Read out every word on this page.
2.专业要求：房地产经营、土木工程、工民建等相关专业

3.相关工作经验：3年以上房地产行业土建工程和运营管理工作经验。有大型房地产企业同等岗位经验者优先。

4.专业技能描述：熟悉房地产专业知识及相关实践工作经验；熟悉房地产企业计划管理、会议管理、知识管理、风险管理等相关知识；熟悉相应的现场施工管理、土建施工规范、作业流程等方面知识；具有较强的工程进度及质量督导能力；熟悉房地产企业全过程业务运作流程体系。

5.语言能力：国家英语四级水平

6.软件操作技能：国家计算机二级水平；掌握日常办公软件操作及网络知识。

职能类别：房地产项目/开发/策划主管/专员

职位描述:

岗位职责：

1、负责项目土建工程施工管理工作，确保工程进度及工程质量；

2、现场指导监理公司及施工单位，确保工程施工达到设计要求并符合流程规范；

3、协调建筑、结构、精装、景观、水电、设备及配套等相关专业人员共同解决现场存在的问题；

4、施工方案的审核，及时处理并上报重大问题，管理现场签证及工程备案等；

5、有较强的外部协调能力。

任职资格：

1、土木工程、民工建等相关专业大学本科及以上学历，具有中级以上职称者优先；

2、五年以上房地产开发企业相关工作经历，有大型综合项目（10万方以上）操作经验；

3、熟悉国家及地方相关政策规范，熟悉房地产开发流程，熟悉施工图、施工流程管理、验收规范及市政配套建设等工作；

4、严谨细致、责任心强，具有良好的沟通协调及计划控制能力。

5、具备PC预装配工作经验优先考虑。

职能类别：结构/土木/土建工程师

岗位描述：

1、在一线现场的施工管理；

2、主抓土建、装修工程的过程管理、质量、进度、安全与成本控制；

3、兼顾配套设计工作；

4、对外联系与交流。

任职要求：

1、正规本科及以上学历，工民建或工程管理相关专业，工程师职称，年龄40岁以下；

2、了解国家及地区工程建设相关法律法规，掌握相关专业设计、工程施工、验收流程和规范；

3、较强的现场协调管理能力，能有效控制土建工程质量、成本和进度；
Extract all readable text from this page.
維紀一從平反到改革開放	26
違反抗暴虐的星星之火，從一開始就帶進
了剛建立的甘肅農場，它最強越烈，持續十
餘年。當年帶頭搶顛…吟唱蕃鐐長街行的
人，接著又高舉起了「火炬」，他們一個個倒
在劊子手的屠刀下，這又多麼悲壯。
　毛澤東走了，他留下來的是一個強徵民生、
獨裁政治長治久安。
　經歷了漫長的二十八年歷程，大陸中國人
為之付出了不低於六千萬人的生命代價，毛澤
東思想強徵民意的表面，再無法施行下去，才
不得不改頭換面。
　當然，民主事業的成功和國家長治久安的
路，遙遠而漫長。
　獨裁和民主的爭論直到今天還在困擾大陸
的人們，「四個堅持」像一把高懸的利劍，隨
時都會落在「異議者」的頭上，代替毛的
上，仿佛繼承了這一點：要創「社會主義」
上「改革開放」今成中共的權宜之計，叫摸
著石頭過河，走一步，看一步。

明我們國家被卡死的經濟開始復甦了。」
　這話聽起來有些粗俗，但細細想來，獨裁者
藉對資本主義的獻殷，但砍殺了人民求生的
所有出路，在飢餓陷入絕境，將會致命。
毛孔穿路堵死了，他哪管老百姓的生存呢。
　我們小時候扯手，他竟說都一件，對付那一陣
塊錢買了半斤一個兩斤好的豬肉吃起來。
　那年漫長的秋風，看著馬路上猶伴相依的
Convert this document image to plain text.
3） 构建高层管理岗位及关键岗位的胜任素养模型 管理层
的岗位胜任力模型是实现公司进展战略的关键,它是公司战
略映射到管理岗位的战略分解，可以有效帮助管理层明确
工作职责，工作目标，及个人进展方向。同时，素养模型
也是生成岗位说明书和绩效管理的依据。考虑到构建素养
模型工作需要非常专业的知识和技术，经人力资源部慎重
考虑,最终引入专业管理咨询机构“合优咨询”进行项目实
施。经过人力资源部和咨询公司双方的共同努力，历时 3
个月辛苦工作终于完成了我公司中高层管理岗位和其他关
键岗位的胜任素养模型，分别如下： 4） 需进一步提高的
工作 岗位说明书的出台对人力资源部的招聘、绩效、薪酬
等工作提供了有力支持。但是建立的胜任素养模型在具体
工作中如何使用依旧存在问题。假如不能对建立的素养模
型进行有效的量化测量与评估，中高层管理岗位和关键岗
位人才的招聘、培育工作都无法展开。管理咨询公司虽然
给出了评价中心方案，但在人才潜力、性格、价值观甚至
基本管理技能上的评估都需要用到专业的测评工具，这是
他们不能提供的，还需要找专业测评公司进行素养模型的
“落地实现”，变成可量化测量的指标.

*WRITTEN REQUEST*. Go through the records above and set each one down exactly, please.

*ANSWER BELOW*.
Read out every word on this page.
2.专业要求：房地产经营、土木工程、工民建等相关专业

3.相关工作经验：3年以上房地产行业土建工程和运营管理工作经验。有大型房地产企业同等岗位经验者优先。

4.专业技能描述：熟悉房地产专业知识及相关实践工作经验；熟悉房地产企业计划管理、会议管理、知识管理、风险管理等相关知识；熟悉相应的现场施工管理、土建施工规范、作业流程等方面知识；具有较强的工程进度及质量督导能力；熟悉房地产企业全过程业务运作流程体系。

5.语言能力：国家英语四级水平

6.软件操作技能：国家计算机二级水平；掌握日常办公软件操作及网络知识。

职能类别：房地产项目/开发/策划主管/专员

职位描述:

岗位职责：

1、负责项目土建工程施工管理工作，确保工程进度及工程质量；

2、现场指导监理公司及施工单位，确保工程施工达到设计要求并符合流程规范；

3、协调建筑、结构、精装、景观、水电、设备及配套等相关专业人员共同解决现场存在的问题；

4、施工方案的审核，及时处理并上报重大问题，管理现场签证及工程备案等；

5、有较强的外部协调能力。

任职资格：

1、土木工程、民工建等相关专业大学本科及以上学历，具有中级以上职称者优先；

2、五年以上房地产开发企业相关工作经历，有大型综合项目（10万方以上）操作经验；

3、熟悉国家及地方相关政策规范，熟悉房地产开发流程，熟悉施工图、施工流程管理、验收规范及市政配套建设等工作；

4、严谨细致、责任心强，具有良好的沟通协调及计划控制能力。

5、具备PC预装配工作经验优先考虑。

职能类别：结构/土木/土建工程师

岗位描述：

1、在一线现场的施工管理；

2、主抓土建、装修工程的过程管理、质量、进度、安全与成本控制；

3、兼顾配套设计工作；

4、对外联系与交流。

任职要求：

1、正规本科及以上学历，工民建或工程管理相关专业，工程师职称，年龄40岁以下；

2、了解国家及地区工程建设相关法律法规，掌握相关专业设计、工程施工、验收流程和规范；

3、较强的现场协调管理能力，能有效控制土建工程质量、成本和进度；
Extract all readable text from this page.
維紀一從平反到改革開放	26
違反抗暴虐的星星之火，從一開始就帶進
了剛建立的甘肅農場，它最強越烈，持續十
餘年。當年帶頭搶顛…吟唱蕃鐐長街行的
人，接著又高舉起了「火炬」，他們一個個倒
在劊子手的屠刀下，這又多麼悲壯。
　毛澤東走了，他留下來的是一個強徵民生、
獨裁政治長治久安。
　經歷了漫長的二十八年歷程，大陸中國人
為之付出了不低於六千萬人的生命代價，毛澤
東思想強徵民意的表面，再無法施行下去，才
不得不改頭換面。
　當然，民主事業的成功和國家長治久安的
路，遙遠而漫長。
　獨裁和民主的爭論直到今天還在困擾大陸
的人們，「四個堅持」像一把高懸的利劍，隨
時都會落在「異議者」的頭上，代替毛的
上，仿佛繼承了這一點：要創「社會主義」
上「改革開放」今成中共的權宜之計，叫摸
著石頭過河，走一步，看一步。

明我們國家被卡死的經濟開始復甦了。」
　這話聽起來有些粗俗，但細細想來，獨裁者
藉對資本主義的獻殷，但砍殺了人民求生的
所有出路，在飢餓陷入絕境，將會致命。
毛孔穿路堵死了，他哪管老百姓的生存呢。
　我們小時候扯手，他竟說都一件，對付那一陣
塊錢買了半斤一個兩斤好的豬肉吃起來。
　那年漫長的秋風，看著馬路上猶伴相依的
Convert this document image to plain text.
3） 构建高层管理岗位及关键岗位的胜任素养模型 管理层
的岗位胜任力模型是实现公司进展战略的关键,它是公司战
略映射到管理岗位的战略分解，可以有效帮助管理层明确
工作职责，工作目标，及个人进展方向。同时，素养模型
也是生成岗位说明书和绩效管理的依据。考虑到构建素养
模型工作需要非常专业的知识和技术，经人力资源部慎重
考虑,最终引入专业管理咨询机构“合优咨询”进行项目实
施。经过人力资源部和咨询公司双方的共同努力，历时 3
个月辛苦工作终于完成了我公司中高层管理岗位和其他关
键岗位的胜任素养模型，分别如下： 4） 需进一步提高的
工作 岗位说明书的出台对人力资源部的招聘、绩效、薪酬
等工作提供了有力支持。但是建立的胜任素养模型在具体
工作中如何使用依旧存在问题。假如不能对建立的素养模
型进行有效的量化测量与评估，中高层管理岗位和关键岗
位人才的招聘、培育工作都无法展开。管理咨询公司虽然
给出了评价中心方案，但在人才潜力、性格、价值观甚至
基本管理技能上的评估都需要用到专业的测评工具，这是
他们不能提供的，还需要找专业测评公司进行素养模型的
“落地实现”，变成可量化测量的指标.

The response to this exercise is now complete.